Stated goal = Determine how many lines of the entries contain "name". Reply with that number alone.

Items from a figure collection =
* START *

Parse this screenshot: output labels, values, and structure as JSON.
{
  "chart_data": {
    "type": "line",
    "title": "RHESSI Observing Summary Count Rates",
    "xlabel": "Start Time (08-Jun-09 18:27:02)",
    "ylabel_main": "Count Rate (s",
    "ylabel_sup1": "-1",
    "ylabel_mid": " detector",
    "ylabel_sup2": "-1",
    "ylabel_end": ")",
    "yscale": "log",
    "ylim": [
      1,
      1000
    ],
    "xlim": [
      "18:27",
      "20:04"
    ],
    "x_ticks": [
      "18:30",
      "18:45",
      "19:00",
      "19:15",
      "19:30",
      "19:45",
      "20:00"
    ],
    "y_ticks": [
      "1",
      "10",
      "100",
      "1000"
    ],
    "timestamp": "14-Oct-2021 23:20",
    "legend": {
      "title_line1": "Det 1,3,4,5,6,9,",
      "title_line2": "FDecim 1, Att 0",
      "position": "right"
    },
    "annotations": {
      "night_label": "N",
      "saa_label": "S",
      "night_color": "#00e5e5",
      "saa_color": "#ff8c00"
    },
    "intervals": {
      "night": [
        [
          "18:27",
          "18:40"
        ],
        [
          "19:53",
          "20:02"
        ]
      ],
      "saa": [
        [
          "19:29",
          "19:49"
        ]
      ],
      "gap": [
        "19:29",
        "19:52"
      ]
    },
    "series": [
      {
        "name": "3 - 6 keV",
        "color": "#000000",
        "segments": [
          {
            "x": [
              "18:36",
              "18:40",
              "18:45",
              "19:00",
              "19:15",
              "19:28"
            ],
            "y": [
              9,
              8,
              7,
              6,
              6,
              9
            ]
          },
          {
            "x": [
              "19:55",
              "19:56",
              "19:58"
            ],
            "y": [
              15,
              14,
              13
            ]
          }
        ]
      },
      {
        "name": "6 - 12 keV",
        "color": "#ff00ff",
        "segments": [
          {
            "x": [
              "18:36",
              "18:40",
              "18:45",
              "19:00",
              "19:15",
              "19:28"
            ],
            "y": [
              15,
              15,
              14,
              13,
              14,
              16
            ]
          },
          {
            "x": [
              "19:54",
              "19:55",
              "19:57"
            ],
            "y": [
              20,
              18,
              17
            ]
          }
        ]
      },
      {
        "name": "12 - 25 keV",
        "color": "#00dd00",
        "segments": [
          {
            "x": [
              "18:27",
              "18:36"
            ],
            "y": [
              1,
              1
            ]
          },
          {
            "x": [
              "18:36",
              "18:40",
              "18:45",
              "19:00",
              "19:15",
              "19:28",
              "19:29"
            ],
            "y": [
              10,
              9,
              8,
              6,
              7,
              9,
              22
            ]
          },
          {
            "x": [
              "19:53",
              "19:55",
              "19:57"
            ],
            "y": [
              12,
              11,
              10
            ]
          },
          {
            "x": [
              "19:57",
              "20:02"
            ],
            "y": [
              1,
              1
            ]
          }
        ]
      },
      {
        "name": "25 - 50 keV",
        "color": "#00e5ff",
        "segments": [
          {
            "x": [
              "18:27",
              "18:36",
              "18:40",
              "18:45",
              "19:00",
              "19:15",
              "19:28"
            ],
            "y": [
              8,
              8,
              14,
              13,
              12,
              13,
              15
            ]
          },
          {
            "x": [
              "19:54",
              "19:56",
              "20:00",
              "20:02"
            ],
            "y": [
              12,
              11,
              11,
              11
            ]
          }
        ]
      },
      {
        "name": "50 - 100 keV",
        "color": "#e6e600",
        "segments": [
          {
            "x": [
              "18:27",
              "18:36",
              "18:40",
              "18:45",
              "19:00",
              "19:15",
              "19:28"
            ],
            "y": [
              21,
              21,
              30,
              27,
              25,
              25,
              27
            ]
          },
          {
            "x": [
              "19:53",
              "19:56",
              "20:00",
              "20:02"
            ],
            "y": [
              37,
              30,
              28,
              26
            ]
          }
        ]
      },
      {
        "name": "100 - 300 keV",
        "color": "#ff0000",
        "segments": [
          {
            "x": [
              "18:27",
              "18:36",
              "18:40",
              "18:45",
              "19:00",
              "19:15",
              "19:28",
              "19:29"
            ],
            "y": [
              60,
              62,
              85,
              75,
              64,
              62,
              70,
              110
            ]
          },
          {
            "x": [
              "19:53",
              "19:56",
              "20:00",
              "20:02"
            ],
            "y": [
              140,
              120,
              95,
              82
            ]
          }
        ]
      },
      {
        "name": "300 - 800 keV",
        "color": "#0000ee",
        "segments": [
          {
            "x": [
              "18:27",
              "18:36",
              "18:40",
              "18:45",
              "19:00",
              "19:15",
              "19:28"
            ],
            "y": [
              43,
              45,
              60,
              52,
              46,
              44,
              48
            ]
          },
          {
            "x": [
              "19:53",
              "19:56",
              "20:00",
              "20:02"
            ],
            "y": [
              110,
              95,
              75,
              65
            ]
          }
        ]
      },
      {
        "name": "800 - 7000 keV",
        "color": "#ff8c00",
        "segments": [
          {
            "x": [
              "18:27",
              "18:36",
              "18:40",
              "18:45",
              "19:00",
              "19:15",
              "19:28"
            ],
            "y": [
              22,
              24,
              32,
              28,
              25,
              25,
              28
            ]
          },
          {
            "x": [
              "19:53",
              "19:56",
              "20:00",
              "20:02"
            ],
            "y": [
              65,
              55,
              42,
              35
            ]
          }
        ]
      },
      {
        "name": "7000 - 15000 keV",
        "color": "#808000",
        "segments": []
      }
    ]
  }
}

* END *

Written reply = 9